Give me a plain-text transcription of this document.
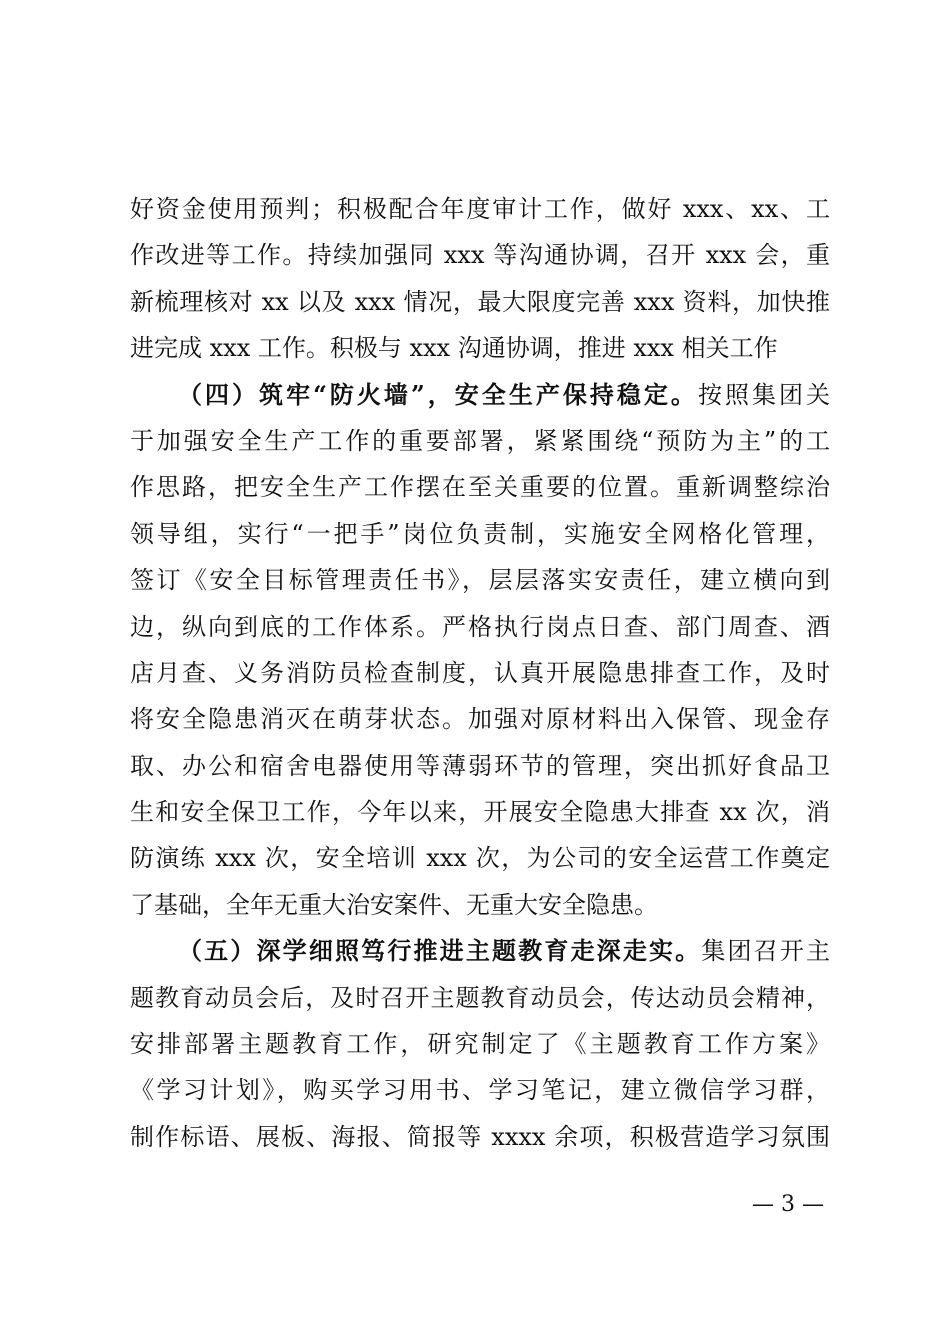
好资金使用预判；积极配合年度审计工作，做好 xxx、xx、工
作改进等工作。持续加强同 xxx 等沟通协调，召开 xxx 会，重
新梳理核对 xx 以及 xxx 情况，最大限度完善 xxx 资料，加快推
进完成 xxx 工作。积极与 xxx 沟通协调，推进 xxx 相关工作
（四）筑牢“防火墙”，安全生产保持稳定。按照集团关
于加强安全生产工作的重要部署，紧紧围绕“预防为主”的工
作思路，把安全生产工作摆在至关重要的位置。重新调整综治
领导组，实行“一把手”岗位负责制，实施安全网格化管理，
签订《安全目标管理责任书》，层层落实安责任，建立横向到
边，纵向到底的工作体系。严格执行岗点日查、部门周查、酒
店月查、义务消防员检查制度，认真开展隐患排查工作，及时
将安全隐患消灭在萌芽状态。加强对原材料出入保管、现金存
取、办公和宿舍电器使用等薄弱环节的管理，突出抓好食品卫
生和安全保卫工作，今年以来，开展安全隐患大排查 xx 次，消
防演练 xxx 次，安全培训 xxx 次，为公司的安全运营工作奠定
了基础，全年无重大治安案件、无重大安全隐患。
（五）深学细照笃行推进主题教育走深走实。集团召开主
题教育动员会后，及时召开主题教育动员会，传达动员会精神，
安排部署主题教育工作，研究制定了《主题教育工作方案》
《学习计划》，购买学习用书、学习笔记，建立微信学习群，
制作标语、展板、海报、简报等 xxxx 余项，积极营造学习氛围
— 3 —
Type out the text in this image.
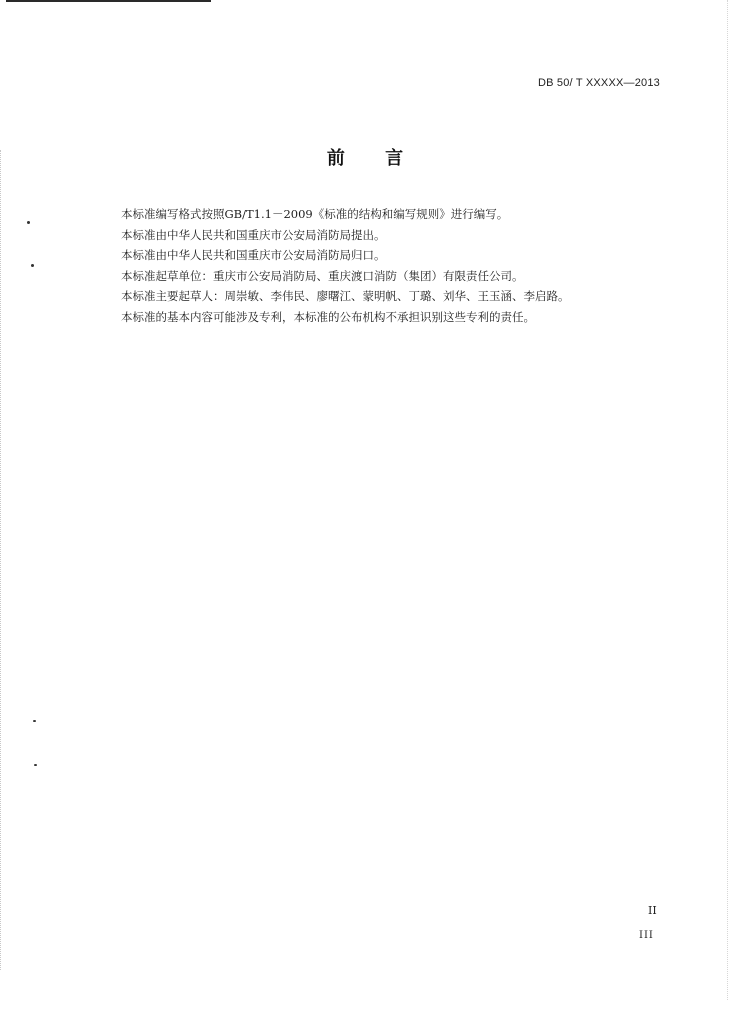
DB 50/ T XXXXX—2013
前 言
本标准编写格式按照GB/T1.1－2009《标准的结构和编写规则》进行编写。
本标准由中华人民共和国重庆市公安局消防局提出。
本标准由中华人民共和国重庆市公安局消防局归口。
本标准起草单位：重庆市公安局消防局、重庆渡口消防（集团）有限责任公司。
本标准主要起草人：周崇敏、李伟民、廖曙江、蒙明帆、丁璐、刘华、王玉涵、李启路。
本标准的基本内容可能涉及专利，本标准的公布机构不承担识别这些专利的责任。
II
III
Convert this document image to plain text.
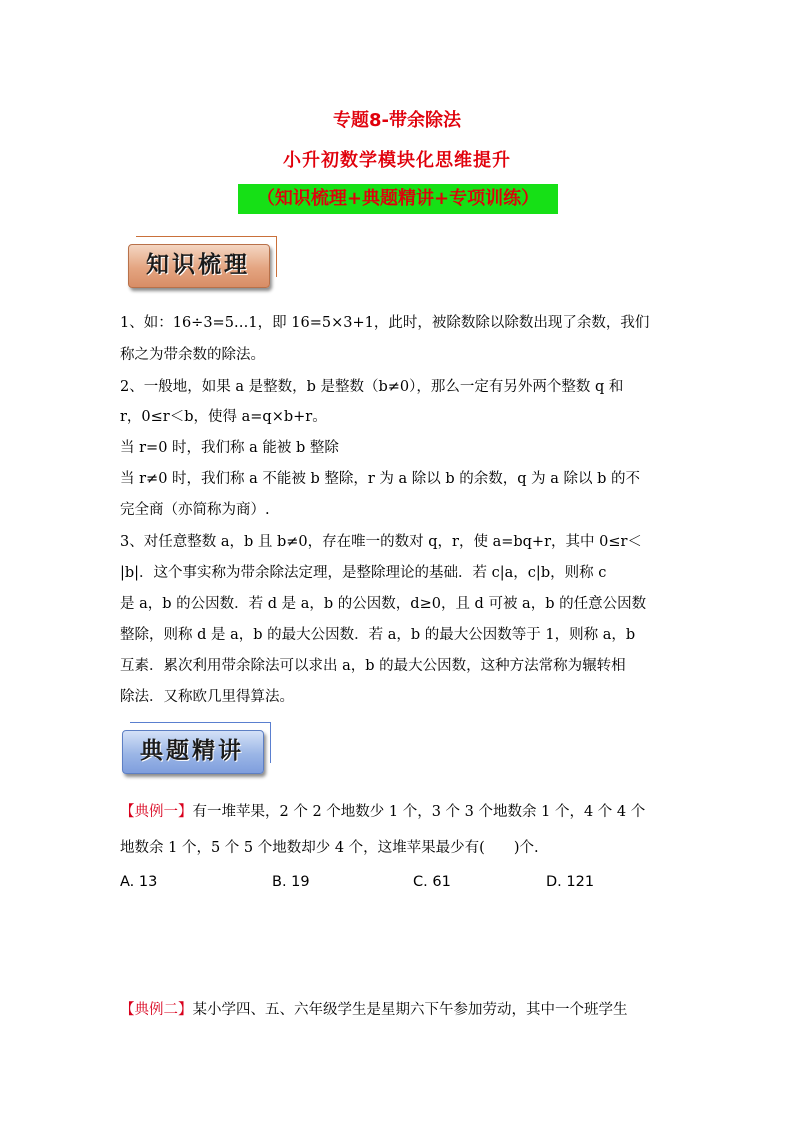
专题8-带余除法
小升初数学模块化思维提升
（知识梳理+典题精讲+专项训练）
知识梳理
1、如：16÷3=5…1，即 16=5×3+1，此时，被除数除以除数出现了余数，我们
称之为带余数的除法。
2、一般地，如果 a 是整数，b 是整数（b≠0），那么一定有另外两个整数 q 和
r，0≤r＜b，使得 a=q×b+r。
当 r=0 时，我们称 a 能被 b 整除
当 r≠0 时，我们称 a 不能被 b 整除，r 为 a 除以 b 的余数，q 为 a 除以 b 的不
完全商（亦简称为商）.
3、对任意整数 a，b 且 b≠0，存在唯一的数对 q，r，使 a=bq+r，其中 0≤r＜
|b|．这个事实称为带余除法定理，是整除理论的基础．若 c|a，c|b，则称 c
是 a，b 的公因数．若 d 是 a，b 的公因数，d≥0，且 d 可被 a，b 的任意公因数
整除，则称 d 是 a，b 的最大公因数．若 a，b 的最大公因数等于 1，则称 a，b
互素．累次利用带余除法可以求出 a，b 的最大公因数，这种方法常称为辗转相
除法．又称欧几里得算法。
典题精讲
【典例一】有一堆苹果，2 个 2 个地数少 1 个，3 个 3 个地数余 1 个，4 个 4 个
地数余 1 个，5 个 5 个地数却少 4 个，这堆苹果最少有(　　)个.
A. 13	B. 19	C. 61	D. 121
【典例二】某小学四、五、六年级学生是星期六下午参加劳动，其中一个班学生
_ _ _ _
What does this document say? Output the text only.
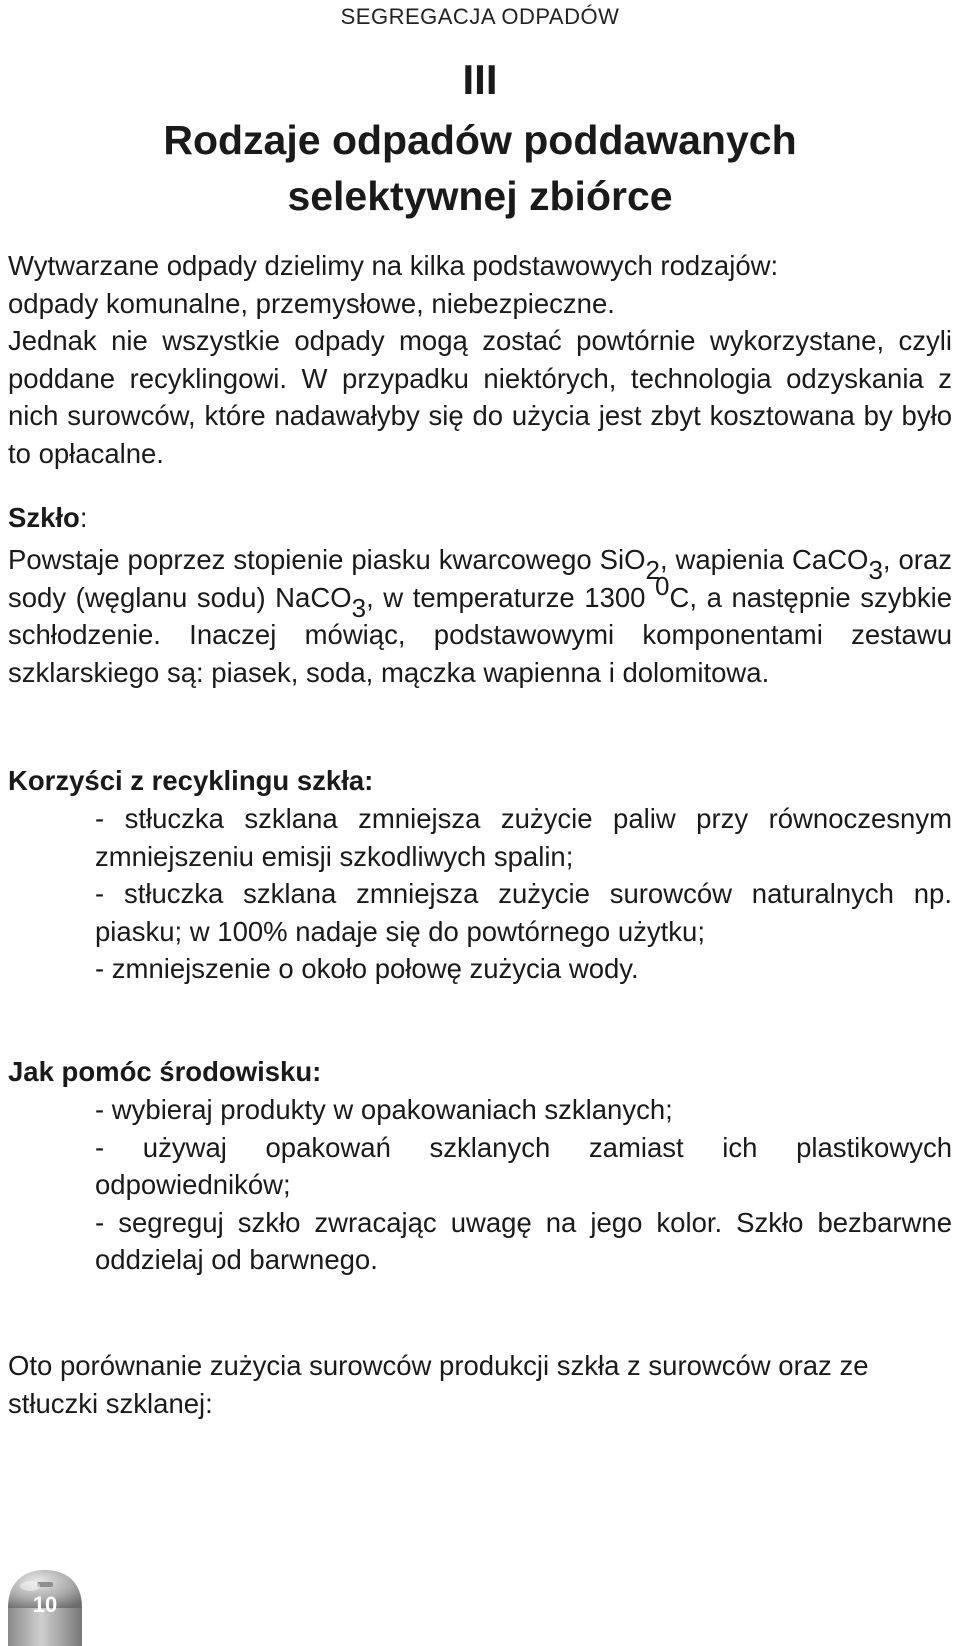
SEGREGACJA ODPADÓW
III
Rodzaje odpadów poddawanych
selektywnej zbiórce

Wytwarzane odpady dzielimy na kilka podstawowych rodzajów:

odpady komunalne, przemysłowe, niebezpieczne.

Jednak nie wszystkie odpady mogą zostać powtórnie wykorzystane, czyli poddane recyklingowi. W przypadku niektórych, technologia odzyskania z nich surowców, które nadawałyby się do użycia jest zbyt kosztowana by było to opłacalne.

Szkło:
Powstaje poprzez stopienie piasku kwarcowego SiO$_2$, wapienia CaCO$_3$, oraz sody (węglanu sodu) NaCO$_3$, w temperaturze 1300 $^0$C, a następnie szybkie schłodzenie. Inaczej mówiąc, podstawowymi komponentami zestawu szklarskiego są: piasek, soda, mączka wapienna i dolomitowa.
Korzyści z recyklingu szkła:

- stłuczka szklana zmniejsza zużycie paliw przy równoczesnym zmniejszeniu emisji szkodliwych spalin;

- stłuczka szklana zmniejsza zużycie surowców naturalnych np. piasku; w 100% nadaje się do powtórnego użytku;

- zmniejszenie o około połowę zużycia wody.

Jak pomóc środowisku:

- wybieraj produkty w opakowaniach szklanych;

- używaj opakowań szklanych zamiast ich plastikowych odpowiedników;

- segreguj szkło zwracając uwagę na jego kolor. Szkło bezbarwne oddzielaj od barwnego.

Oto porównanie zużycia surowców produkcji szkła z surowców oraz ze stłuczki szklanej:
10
_ _ _ _
*Work to complete*:
From the listing above, copy all lines holding the word "zużycie".

*Finished task*:
- stłuczka szklana zmniejsza zużycie paliw przy równoczesnym zmniejszeniu emisji szkodliwych spalin;
- stłuczka szklana zmniejsza zużycie surowców naturalnych np. piasku; w 100% nadaje się do powtórnego użytku;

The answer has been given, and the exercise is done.